Task statement: Retype the entries word for word, beginning with the line containing "divider-bottom-left xyxy=(207,268,208,346)" and continuing through the line containing "I need the location".

— start Data for the task —

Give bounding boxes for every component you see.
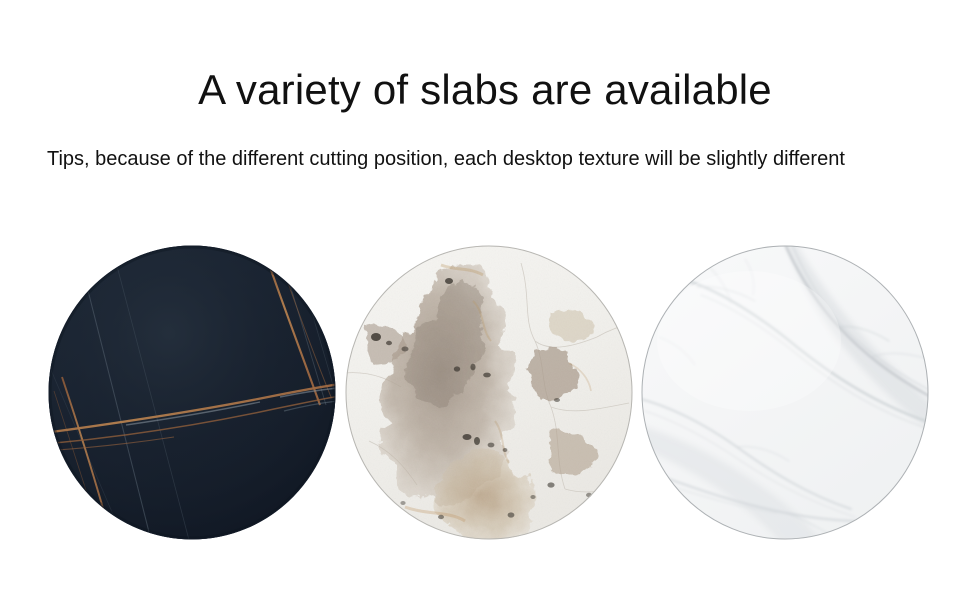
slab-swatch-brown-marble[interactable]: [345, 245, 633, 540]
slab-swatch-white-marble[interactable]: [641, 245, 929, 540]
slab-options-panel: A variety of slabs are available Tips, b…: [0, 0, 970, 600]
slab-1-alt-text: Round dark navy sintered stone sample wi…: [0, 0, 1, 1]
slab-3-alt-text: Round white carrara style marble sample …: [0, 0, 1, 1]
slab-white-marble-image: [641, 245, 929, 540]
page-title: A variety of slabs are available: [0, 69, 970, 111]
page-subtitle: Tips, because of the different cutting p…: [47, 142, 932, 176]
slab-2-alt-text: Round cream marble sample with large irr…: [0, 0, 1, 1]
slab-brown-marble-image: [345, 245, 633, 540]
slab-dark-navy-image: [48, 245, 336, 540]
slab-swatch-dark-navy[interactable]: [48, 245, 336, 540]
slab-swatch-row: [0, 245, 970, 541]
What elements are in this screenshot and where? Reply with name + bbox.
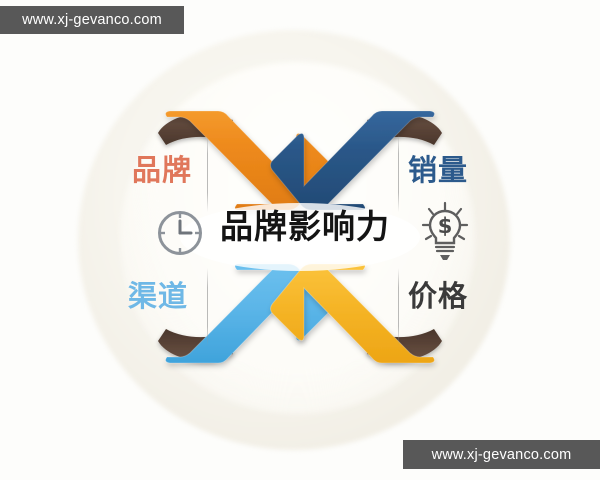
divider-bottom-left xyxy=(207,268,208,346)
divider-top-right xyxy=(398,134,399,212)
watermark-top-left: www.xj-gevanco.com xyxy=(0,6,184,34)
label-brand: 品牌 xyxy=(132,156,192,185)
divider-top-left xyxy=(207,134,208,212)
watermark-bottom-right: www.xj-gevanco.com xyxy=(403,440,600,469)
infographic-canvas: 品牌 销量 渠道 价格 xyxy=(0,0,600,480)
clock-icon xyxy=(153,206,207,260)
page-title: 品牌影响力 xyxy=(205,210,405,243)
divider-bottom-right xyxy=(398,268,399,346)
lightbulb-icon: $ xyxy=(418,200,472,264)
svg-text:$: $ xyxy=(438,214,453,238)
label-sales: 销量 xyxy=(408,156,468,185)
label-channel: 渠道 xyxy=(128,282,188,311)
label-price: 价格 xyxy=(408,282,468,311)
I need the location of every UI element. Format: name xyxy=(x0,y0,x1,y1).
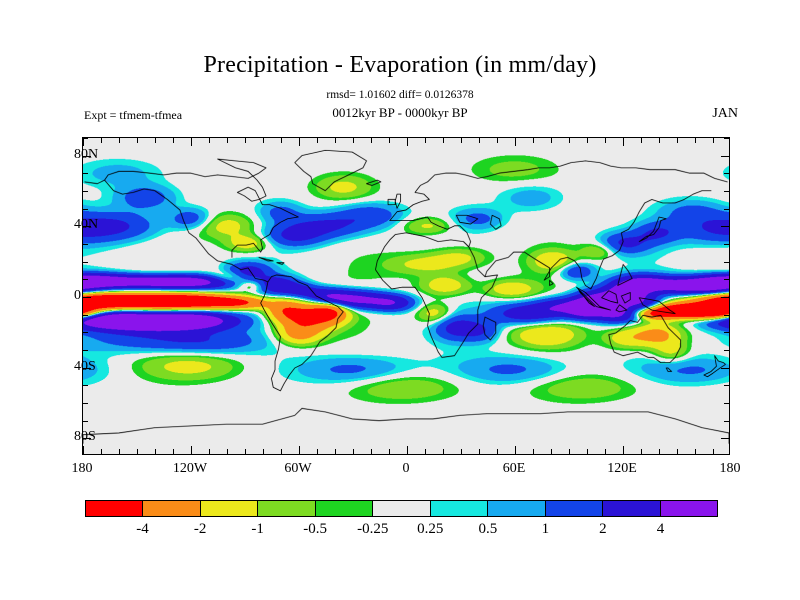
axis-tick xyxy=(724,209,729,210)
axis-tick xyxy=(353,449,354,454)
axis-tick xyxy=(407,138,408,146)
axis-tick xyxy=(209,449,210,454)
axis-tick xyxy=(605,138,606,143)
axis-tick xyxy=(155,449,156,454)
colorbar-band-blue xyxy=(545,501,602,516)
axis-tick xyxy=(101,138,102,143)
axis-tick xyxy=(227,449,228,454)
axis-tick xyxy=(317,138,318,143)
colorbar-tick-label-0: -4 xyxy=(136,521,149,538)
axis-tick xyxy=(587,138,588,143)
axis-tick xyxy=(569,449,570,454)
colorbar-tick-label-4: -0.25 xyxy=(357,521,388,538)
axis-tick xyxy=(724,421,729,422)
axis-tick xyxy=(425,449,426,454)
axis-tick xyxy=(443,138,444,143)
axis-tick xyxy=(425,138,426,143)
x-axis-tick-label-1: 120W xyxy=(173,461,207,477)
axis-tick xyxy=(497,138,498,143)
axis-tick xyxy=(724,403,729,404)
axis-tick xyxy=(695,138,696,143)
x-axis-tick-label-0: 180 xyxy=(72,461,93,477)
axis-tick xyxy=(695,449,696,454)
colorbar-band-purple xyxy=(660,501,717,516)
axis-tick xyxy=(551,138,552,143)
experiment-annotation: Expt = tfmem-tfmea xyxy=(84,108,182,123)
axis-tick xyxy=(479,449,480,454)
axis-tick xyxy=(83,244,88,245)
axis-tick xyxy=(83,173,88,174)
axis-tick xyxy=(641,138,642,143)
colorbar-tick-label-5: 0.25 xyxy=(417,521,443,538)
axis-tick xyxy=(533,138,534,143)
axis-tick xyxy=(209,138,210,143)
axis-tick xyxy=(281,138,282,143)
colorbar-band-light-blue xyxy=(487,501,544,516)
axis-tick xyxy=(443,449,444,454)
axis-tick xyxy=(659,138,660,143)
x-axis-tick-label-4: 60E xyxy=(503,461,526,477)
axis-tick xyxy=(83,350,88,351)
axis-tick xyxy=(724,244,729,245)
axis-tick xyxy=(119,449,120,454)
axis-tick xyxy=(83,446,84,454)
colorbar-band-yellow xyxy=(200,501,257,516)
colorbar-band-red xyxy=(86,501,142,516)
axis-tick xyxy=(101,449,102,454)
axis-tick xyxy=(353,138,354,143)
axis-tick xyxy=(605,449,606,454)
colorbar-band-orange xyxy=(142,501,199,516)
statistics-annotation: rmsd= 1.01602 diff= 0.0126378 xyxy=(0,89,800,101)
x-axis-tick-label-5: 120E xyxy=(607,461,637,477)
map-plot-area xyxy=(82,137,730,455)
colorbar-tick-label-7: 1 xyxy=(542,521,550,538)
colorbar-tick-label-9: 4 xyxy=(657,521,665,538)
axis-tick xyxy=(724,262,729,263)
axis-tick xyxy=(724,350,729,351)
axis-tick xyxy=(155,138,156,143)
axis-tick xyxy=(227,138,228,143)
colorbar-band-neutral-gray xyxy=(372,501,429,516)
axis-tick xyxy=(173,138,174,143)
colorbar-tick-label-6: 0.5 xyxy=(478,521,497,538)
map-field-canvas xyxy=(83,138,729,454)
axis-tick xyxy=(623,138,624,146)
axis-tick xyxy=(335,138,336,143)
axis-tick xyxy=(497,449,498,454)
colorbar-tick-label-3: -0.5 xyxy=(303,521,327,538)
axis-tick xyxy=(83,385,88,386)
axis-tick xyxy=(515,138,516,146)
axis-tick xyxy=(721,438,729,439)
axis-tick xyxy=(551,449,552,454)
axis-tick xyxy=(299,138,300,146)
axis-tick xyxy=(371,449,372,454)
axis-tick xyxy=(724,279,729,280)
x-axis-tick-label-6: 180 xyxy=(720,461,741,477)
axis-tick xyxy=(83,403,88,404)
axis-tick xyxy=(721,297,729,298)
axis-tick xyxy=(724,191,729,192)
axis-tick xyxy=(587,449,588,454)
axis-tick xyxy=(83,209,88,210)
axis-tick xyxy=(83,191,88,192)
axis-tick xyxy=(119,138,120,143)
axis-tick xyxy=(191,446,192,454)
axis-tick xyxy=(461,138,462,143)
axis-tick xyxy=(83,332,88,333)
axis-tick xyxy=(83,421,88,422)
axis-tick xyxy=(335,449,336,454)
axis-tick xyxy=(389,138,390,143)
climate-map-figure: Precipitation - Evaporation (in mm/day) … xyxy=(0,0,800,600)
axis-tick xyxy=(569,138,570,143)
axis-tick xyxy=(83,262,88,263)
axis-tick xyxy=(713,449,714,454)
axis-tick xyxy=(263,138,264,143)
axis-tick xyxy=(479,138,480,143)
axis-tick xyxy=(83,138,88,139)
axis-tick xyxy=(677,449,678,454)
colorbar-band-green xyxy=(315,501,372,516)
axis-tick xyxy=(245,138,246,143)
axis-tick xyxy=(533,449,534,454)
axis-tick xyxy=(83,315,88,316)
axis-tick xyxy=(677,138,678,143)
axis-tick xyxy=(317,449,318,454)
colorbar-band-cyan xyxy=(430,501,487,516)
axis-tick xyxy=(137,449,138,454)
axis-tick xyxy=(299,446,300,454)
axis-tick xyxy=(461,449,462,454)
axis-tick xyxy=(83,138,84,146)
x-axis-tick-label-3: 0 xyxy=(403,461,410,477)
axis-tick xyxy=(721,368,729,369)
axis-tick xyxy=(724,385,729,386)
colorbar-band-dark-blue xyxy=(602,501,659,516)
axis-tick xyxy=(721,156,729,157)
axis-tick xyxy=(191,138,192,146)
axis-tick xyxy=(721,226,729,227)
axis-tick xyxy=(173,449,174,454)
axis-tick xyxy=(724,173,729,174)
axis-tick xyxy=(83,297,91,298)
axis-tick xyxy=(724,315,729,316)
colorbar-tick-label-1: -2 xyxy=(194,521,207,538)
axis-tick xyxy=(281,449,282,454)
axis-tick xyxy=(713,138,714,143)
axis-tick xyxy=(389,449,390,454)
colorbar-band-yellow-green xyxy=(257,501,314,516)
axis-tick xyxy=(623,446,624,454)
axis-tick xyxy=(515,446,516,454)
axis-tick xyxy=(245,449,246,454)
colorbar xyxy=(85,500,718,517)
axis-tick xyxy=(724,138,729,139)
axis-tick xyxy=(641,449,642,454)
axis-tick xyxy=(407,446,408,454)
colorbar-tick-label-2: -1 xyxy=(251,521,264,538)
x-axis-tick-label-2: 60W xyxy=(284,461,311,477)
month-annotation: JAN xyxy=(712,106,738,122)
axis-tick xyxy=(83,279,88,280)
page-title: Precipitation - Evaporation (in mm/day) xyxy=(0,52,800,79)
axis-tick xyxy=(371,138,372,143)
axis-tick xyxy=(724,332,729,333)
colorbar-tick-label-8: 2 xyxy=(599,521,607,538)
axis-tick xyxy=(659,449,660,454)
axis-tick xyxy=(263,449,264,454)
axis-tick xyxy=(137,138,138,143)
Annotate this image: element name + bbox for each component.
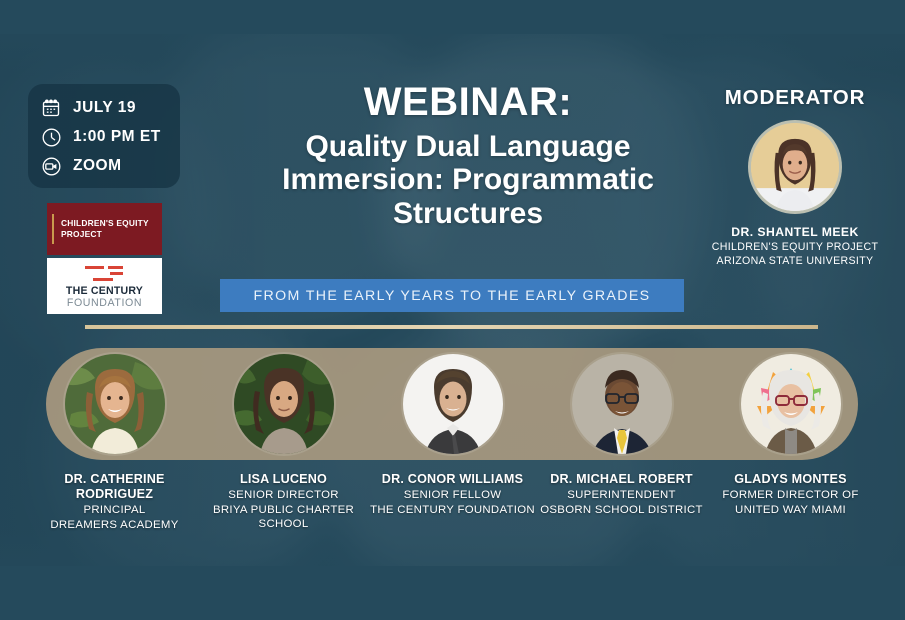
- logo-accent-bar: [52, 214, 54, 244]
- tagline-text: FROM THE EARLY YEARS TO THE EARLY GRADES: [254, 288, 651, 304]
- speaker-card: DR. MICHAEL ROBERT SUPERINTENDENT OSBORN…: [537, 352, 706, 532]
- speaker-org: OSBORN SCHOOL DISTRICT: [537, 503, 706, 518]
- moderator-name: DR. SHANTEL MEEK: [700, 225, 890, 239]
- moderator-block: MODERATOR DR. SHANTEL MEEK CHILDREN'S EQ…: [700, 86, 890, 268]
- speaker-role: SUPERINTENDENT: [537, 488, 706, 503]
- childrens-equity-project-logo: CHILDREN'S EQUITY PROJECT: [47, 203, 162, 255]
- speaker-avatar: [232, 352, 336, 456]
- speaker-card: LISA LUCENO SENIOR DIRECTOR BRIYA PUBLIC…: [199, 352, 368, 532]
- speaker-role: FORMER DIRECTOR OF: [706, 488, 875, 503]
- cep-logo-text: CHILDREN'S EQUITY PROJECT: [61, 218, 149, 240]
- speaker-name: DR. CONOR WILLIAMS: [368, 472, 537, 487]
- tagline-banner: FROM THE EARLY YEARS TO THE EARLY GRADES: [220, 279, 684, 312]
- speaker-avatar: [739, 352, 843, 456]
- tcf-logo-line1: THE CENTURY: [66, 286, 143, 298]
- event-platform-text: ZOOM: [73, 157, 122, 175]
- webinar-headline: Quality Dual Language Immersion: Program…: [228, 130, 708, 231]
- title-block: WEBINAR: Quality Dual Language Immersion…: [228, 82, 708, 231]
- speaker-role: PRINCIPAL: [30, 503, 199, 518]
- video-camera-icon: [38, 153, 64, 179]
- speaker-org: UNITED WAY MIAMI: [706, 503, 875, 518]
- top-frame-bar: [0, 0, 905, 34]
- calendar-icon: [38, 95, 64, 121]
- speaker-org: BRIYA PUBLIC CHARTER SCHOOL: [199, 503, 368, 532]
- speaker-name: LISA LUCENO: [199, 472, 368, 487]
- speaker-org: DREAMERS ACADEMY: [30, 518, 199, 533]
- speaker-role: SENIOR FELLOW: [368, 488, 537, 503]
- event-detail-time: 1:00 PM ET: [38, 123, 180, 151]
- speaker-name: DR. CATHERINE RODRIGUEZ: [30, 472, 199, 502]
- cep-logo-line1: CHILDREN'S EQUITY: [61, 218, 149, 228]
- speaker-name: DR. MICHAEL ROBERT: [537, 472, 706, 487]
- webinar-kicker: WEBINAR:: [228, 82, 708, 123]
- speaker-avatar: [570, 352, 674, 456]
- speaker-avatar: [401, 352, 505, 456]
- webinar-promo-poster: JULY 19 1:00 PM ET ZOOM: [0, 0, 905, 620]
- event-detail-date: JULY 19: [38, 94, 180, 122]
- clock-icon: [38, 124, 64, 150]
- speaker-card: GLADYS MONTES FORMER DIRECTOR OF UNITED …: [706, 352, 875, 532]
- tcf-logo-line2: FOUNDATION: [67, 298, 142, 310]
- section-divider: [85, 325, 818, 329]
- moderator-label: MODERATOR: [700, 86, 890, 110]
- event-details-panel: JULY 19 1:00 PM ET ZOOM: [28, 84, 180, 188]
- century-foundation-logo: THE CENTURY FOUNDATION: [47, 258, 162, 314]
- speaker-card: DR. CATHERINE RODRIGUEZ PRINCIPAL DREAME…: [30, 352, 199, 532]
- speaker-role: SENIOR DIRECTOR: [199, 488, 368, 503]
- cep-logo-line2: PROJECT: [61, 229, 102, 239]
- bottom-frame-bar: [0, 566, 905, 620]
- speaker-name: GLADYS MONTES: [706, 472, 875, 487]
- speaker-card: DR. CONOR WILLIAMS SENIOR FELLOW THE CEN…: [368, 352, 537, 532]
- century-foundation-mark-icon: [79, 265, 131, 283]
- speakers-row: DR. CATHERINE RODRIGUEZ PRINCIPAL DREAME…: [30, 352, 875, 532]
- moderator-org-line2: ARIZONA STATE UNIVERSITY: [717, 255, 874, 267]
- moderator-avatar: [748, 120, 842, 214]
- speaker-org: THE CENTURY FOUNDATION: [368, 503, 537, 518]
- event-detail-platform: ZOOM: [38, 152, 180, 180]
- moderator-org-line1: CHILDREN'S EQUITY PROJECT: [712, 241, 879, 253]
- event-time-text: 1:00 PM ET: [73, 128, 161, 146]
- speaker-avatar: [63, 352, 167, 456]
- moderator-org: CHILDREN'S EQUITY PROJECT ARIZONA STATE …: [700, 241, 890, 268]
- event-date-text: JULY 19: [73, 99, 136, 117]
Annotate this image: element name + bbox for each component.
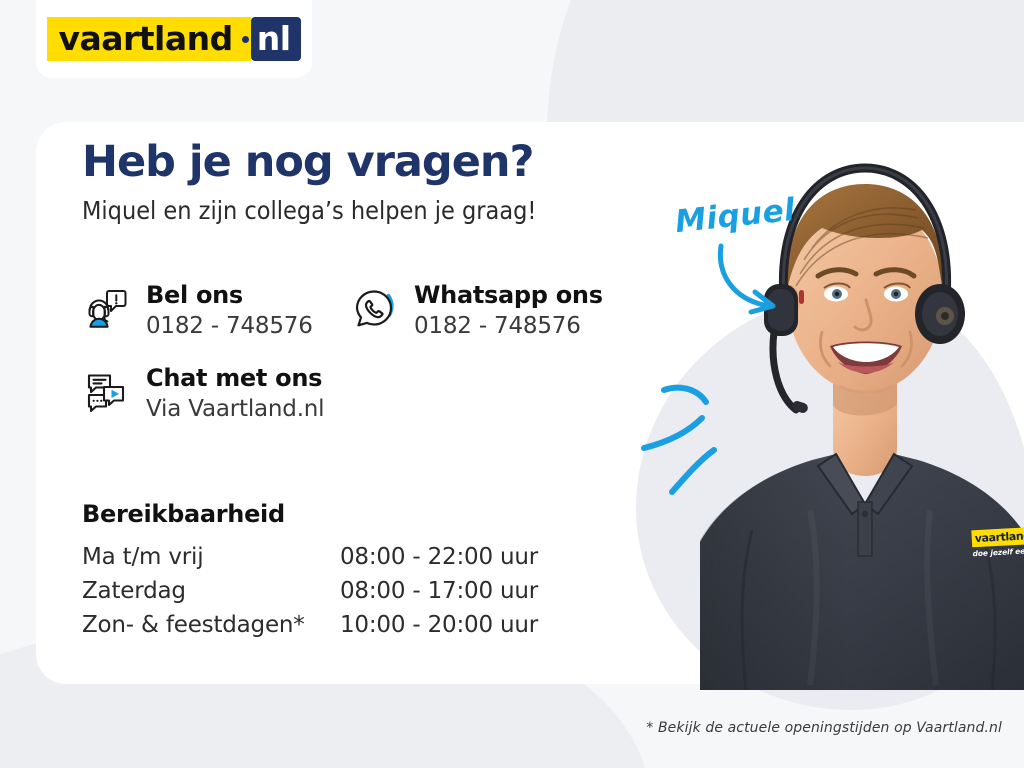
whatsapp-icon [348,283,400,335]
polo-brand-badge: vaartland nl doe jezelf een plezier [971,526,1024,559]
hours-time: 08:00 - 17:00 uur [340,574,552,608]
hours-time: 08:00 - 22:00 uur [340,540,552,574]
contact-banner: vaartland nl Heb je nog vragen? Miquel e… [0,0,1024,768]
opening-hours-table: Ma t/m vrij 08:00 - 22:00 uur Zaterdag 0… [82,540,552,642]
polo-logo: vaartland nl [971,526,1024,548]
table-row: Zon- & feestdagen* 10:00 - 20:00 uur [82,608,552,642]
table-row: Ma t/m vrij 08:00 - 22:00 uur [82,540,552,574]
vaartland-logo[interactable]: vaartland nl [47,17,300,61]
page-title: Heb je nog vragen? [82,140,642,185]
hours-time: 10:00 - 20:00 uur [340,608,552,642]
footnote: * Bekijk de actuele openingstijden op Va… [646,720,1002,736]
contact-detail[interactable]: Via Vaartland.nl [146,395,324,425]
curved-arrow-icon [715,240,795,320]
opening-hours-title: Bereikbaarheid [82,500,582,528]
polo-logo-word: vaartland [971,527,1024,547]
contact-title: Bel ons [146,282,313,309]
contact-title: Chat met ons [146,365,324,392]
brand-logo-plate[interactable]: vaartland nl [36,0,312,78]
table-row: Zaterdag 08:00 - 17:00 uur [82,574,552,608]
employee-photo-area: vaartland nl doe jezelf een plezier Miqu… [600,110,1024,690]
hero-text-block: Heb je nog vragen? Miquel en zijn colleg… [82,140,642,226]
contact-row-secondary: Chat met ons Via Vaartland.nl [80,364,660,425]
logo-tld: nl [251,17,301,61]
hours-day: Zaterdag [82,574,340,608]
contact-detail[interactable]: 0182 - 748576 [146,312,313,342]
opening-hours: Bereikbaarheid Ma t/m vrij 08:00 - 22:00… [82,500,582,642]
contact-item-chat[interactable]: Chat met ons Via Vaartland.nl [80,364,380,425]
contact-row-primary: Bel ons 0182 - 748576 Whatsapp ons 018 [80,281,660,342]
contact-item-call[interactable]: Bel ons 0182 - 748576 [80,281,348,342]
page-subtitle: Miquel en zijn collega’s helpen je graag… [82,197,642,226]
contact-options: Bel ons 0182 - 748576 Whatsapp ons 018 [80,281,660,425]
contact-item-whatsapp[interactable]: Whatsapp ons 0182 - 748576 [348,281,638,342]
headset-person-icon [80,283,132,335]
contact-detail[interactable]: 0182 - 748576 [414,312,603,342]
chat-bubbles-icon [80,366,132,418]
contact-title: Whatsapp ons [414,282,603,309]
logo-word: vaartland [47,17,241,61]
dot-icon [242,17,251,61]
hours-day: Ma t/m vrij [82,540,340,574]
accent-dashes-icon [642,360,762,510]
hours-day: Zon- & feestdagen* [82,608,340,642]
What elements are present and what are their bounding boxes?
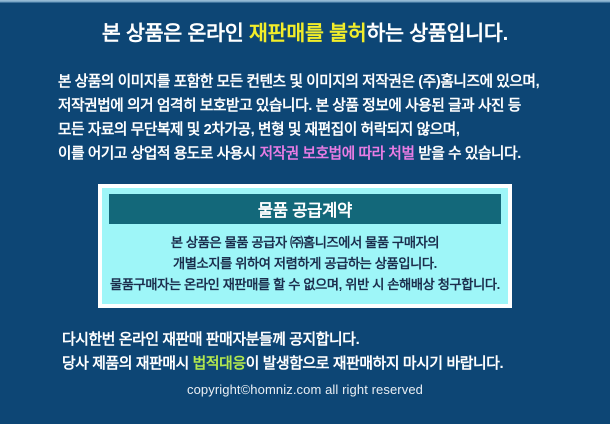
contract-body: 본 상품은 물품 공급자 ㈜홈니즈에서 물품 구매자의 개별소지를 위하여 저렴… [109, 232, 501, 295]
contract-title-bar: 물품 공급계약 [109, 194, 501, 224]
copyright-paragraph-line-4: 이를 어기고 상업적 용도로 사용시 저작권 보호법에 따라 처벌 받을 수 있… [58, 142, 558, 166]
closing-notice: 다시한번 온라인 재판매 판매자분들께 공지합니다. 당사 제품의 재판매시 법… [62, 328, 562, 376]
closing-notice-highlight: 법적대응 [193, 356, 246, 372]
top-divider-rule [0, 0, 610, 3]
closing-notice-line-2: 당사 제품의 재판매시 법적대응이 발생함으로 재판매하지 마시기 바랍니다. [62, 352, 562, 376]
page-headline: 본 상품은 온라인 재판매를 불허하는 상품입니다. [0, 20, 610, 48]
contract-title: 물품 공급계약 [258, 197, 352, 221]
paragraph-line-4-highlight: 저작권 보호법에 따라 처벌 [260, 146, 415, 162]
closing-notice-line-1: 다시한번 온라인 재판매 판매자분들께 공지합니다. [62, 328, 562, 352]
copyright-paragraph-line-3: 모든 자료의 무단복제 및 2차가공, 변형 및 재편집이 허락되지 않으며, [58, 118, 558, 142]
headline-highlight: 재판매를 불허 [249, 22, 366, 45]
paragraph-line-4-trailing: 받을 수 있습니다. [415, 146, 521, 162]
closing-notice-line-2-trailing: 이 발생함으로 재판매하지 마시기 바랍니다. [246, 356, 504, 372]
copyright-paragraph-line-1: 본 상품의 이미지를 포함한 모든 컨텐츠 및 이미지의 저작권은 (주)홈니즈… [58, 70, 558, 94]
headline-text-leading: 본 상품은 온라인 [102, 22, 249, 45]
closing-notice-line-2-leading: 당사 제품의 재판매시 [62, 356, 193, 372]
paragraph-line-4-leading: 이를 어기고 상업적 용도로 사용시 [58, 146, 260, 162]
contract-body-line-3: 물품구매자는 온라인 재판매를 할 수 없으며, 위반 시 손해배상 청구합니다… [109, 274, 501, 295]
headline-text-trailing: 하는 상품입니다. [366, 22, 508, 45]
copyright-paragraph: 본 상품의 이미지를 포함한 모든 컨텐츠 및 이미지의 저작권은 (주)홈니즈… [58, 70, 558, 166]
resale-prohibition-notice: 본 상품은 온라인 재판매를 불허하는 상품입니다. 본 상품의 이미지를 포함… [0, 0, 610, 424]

— end Data for the task —

Answer to this task:
divider-bottom-left xyxy=(207,268,208,346)
divider-top-right xyxy=(398,134,399,212)
watermark-top-left: www.xj-gevanco.com xyxy=(0,6,184,34)
label-brand: 品牌 xyxy=(132,156,192,185)
divider-top-left xyxy=(207,134,208,212)
watermark-bottom-right: www.xj-gevanco.com xyxy=(403,440,600,469)
infographic-canvas: 品牌 销量 渠道 价格 xyxy=(0,0,600,480)
clock-icon xyxy=(153,206,207,260)
page-title: 品牌影响力 xyxy=(205,210,405,243)
divider-bottom-right xyxy=(398,268,399,346)
lightbulb-icon: $ xyxy=(418,200,472,264)
svg-text:$: $ xyxy=(438,214,453,238)
label-sales: 销量 xyxy=(408,156,468,185)
label-channel: 渠道 xyxy=(128,282,188,311)
label-price: 价格 xyxy=(408,282,468,311)
I need the location of every UI element. Format: name xyxy=(x0,y0,x1,y1).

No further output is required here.